Set down each record below precisely, skipping the pictures.
* START DATASET EXTRACT *
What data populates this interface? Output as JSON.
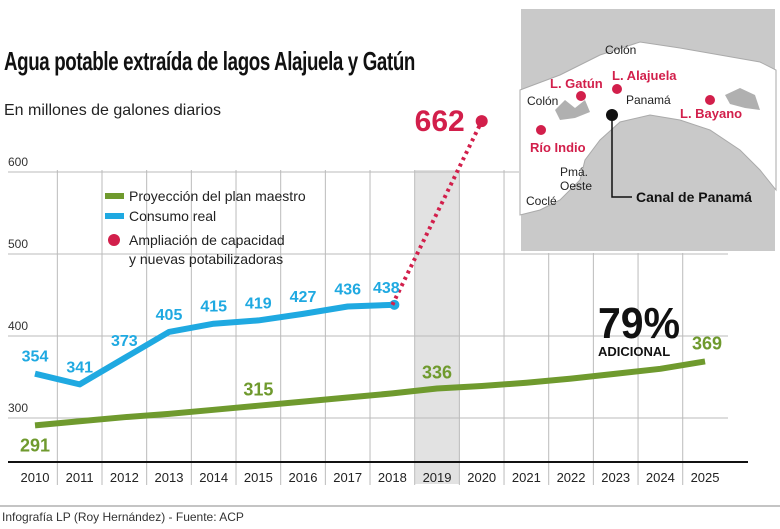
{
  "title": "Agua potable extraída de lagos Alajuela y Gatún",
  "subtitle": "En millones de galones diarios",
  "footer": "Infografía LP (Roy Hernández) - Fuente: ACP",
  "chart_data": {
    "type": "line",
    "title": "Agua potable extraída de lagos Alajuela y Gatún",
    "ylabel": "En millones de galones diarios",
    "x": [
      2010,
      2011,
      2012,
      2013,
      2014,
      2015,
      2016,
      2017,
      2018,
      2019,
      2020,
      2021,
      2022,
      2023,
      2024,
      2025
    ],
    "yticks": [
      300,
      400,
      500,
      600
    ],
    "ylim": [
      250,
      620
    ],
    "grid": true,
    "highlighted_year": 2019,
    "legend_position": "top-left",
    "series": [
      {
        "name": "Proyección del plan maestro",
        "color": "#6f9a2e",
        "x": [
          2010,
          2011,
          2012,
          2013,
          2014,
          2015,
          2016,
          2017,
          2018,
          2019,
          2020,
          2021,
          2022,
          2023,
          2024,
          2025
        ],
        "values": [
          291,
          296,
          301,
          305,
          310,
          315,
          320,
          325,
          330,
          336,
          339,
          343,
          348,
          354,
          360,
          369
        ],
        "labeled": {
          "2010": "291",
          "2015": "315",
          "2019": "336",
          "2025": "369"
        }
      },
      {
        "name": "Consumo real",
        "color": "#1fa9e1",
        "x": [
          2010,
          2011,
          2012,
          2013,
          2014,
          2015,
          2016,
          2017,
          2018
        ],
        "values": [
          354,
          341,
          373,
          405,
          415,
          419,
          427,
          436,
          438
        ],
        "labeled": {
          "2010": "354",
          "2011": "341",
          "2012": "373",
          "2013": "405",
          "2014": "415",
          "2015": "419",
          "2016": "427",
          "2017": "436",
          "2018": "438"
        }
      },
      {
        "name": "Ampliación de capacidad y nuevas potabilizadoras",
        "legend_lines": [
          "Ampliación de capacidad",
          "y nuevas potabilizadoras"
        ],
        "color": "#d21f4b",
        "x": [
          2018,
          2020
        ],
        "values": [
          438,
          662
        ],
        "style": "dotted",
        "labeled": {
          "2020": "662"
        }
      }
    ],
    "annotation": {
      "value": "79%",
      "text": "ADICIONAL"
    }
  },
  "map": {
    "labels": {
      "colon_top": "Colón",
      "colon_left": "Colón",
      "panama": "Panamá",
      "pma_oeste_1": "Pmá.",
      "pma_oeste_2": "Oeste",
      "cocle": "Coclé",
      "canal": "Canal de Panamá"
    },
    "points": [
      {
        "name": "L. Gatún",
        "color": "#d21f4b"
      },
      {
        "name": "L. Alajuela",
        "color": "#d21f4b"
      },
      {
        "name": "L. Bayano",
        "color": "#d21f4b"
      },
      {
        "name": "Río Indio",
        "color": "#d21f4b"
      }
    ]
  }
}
* END DATASET EXTRACT *
• **COMPLETE ANSWER**:
What data populates this interface? Output as JSON.
{
  "title": "Agua potable extraída de lagos Alajuela y Gatún",
  "subtitle": "En millones de galones diarios",
  "footer": "Infografía LP (Roy Hernández) - Fuente: ACP",
  "chart_data": {
    "type": "line",
    "title": "Agua potable extraída de lagos Alajuela y Gatún",
    "ylabel": "En millones de galones diarios",
    "x": [
      2010,
      2011,
      2012,
      2013,
      2014,
      2015,
      2016,
      2017,
      2018,
      2019,
      2020,
      2021,
      2022,
      2023,
      2024,
      2025
    ],
    "yticks": [
      300,
      400,
      500,
      600
    ],
    "ylim": [
      250,
      620
    ],
    "grid": true,
    "highlighted_year": 2019,
    "legend_position": "top-left",
    "series": [
      {
        "name": "Proyección del plan maestro",
        "color": "#6f9a2e",
        "x": [
          2010,
          2011,
          2012,
          2013,
          2014,
          2015,
          2016,
          2017,
          2018,
          2019,
          2020,
          2021,
          2022,
          2023,
          2024,
          2025
        ],
        "values": [
          291,
          296,
          301,
          305,
          310,
          315,
          320,
          325,
          330,
          336,
          339,
          343,
          348,
          354,
          360,
          369
        ],
        "labeled": {
          "2010": "291",
          "2015": "315",
          "2019": "336",
          "2025": "369"
        }
      },
      {
        "name": "Consumo real",
        "color": "#1fa9e1",
        "x": [
          2010,
          2011,
          2012,
          2013,
          2014,
          2015,
          2016,
          2017,
          2018
        ],
        "values": [
          354,
          341,
          373,
          405,
          415,
          419,
          427,
          436,
          438
        ],
        "labeled": {
          "2010": "354",
          "2011": "341",
          "2012": "373",
          "2013": "405",
          "2014": "415",
          "2015": "419",
          "2016": "427",
          "2017": "436",
          "2018": "438"
        }
      },
      {
        "name": "Ampliación de capacidad y nuevas potabilizadoras",
        "legend_lines": [
          "Ampliación de capacidad",
          "y nuevas potabilizadoras"
        ],
        "color": "#d21f4b",
        "x": [
          2018,
          2020
        ],
        "values": [
          438,
          662
        ],
        "style": "dotted",
        "labeled": {
          "2020": "662"
        }
      }
    ],
    "annotation": {
      "value": "79%",
      "text": "ADICIONAL"
    }
  },
  "map": {
    "labels": {
      "colon_top": "Colón",
      "colon_left": "Colón",
      "panama": "Panamá",
      "pma_oeste_1": "Pmá.",
      "pma_oeste_2": "Oeste",
      "cocle": "Coclé",
      "canal": "Canal de Panamá"
    },
    "points": [
      {
        "name": "L. Gatún",
        "color": "#d21f4b"
      },
      {
        "name": "L. Alajuela",
        "color": "#d21f4b"
      },
      {
        "name": "L. Bayano",
        "color": "#d21f4b"
      },
      {
        "name": "Río Indio",
        "color": "#d21f4b"
      }
    ]
  }
}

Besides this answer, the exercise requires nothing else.